Start

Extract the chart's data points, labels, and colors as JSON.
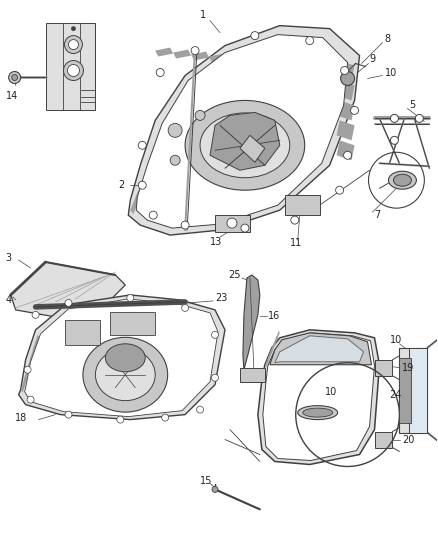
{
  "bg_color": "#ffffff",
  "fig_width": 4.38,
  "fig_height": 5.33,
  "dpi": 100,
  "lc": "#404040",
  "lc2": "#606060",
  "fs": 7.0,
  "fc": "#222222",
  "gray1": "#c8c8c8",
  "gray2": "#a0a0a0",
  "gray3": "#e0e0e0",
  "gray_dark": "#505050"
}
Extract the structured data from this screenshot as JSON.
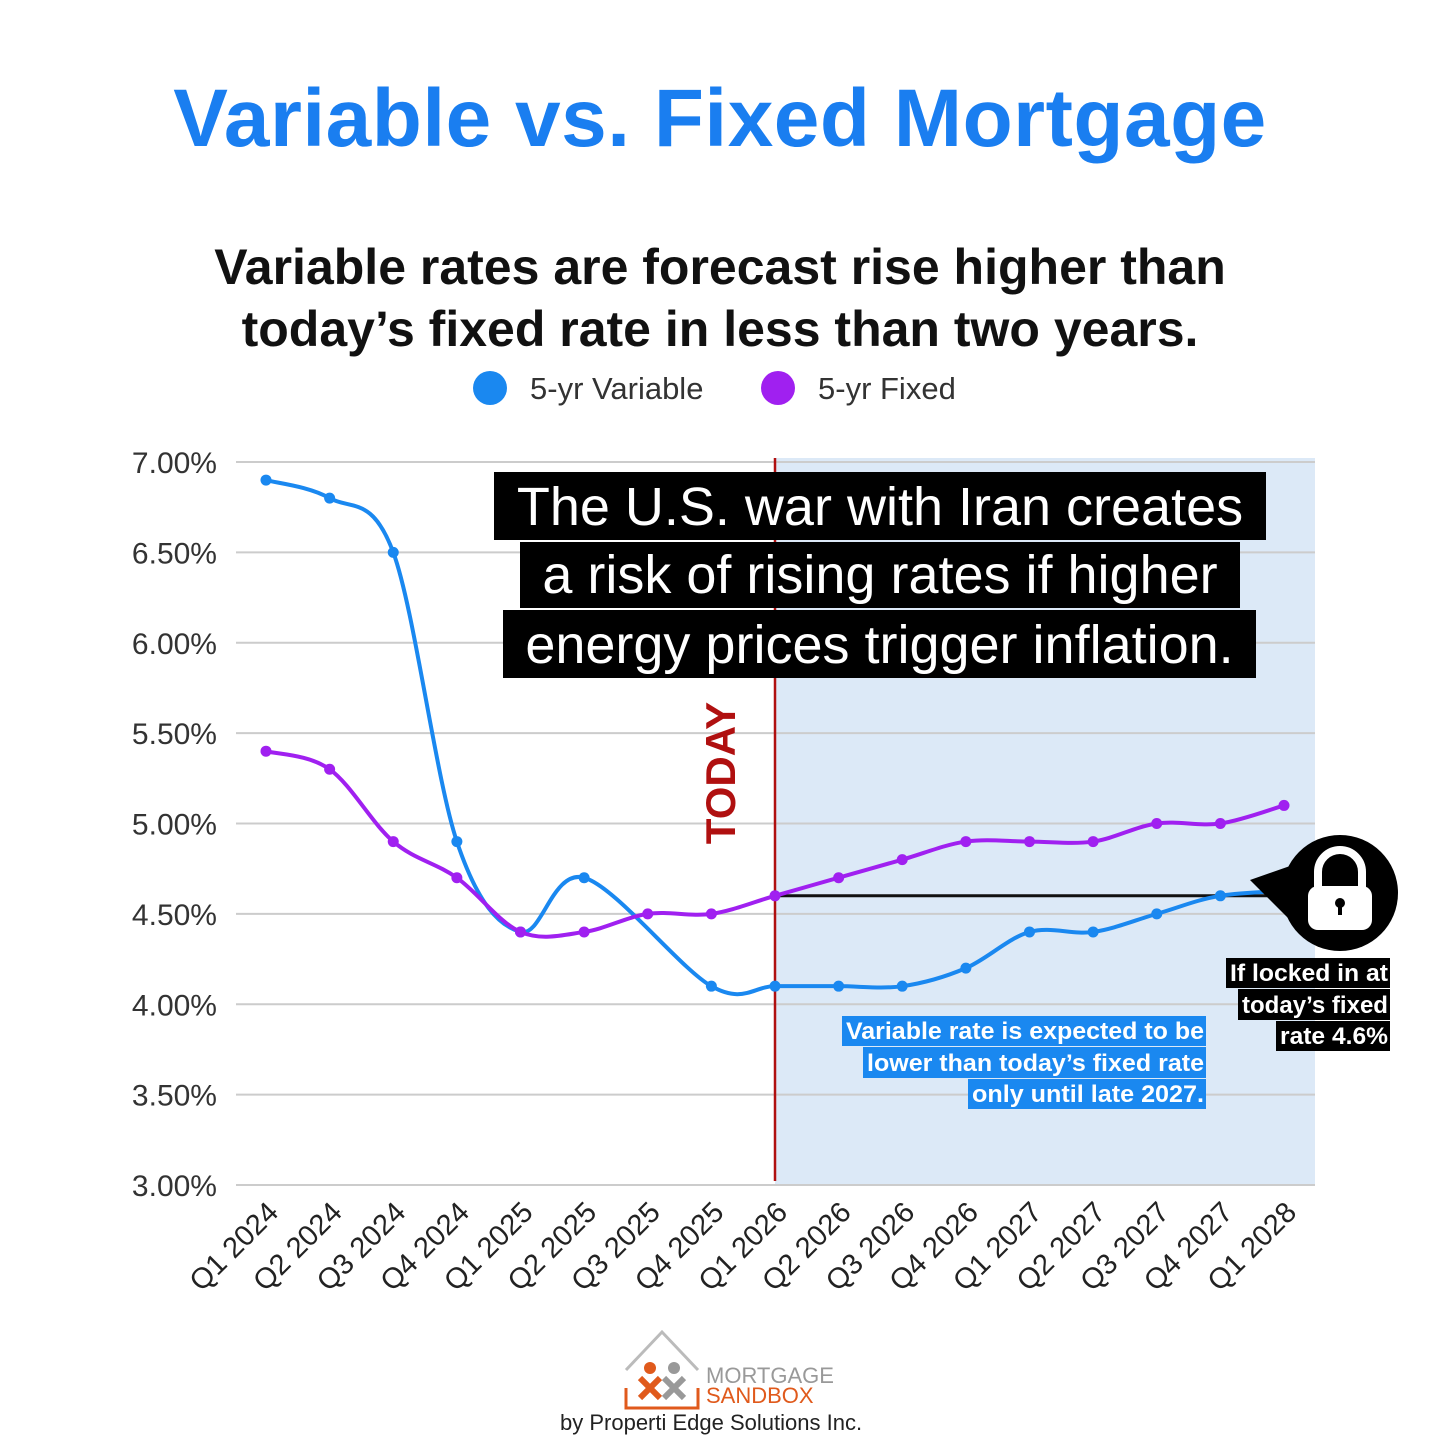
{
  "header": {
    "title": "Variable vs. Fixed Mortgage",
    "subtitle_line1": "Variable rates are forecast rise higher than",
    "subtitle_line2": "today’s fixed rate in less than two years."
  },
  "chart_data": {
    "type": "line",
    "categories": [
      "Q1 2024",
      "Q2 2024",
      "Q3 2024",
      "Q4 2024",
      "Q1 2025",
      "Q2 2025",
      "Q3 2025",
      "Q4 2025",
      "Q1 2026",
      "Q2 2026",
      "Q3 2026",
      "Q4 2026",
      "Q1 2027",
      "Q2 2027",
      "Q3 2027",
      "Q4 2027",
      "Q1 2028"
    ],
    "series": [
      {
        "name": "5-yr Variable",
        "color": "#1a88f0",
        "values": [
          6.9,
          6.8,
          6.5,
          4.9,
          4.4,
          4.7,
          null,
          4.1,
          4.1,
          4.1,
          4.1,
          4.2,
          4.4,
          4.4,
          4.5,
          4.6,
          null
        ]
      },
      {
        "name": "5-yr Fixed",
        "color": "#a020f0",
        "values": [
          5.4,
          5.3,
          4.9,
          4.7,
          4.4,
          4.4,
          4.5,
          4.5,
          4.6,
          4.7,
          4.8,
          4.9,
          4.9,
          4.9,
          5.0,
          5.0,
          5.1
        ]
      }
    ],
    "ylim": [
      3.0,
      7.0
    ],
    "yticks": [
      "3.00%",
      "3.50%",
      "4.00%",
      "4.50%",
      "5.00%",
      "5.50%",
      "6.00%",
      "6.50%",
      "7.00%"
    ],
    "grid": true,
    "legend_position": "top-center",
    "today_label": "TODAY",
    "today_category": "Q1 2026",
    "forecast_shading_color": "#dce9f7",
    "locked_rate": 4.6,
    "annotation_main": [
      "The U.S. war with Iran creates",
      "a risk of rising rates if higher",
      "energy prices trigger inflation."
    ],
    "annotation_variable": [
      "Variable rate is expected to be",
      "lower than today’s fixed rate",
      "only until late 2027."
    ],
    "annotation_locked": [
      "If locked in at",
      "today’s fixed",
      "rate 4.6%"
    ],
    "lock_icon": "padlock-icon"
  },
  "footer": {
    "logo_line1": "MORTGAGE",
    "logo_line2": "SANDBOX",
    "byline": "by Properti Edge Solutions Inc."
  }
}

End

Prompt: Using the listing above, gather each line that holds the string "higher" and copy it.

Final result:
    "subtitle_line1": "Variable rates are forecast rise higher than",
      "a risk of rising rates if higher",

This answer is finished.